BEGIN Document excerpt

The implementation is but twenty lines that read fairly well, particularly with the guiding comments. It’s typical of most test-after code. While it could be broken into several smaller functions, like we did earlier, developers often don’t bother. Test-after developers aren’t as habituated to regular refactoring, and they don’t usually have the fast tests needed to make it quick and safe. So what? Is there anything wrong with code that looks like this? We could refactor it if and when we needed.

From a design stance, the twenty lines violate the SRP—many reasons exist for summaryDescription to change. The function is tightly coupled to cURL. Further, the twenty lines represent the code smell known as Long Method, making for code that requires too much time to fully understand.

Longer functions like this promote unnecessary duplication. Other services are likely to need some of the same cURL logic, for example. Developers will often re-code the three lines related to cURL rather than try to reuse them. Reuse begins with isolation of reusable constructs that other programmers can readily identify. As long as the potentially reusable chunks of code lay buried in a Long Method, reuse won’t happen.

Build a system this way, and you’ll create double the lines of code.

You can still test the twenty lines. You can use link substitution to support writing a fast unit test (see Creating a Test Double for rlog). Or you can write an integration test that generates a live call to the REST service. But both types of test will be larger, with more setup and verification in a single test (though, overall, the amount of initial test coding effort isn’t much different). The integration test will be slow and brittle.

The bulk of code in the world looks even worse than these twenty lines. Your code will look better, because you will seek cohesive, decoupled designs as you practice TDD. You’ll start to realize the benefit of a more flexible design. You’ll quickly discover how these better designs align with tests that are much smaller and easier to write, read, and maintain.

END Document excerpt
BEGIN Entries provided

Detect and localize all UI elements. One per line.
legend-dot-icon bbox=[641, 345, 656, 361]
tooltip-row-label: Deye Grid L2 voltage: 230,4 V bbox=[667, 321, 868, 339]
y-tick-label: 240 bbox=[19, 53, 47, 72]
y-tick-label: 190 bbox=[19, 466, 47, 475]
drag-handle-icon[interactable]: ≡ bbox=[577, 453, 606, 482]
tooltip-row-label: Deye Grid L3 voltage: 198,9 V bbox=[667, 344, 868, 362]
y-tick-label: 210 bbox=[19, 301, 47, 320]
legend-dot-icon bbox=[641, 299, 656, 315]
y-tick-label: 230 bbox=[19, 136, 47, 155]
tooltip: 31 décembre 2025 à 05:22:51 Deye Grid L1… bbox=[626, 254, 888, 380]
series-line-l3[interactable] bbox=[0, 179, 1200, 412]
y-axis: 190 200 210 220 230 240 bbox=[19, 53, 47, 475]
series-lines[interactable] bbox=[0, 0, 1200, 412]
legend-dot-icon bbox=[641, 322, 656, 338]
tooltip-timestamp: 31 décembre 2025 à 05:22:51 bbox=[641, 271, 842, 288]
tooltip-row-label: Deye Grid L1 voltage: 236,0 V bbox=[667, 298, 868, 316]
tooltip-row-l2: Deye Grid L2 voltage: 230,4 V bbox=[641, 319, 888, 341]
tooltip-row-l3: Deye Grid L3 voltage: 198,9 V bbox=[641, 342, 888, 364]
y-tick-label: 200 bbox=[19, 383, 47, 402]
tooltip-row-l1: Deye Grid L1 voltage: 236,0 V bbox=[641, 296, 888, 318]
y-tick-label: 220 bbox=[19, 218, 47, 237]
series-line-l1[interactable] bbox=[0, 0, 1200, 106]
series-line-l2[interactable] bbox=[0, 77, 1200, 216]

END Entries provided

**Parts of the exercise:**
a: Swap "unnecessary duplication" for "needless duplication" and give the passage on test-after code again, everything from "Longer functions like" down to "lines of code.".
b: In the passage on test-after code, what code smell do the twenty lines represent?

**Answers for this exercise:**
a:
Longer functions like this promote needless duplication. Other services are likely to need some of the same cURL logic, for example. Developers will often re-code the three lines related to cURL rather than try to reuse them. Reuse begins with isolation of reusable constructs that other programmers can readily identify. As long as the potentially reusable chunks of code lay buried in a Long Method, reuse won’t happen.

Build a system this way, and you’ll create double the lines of code.

b: Long Method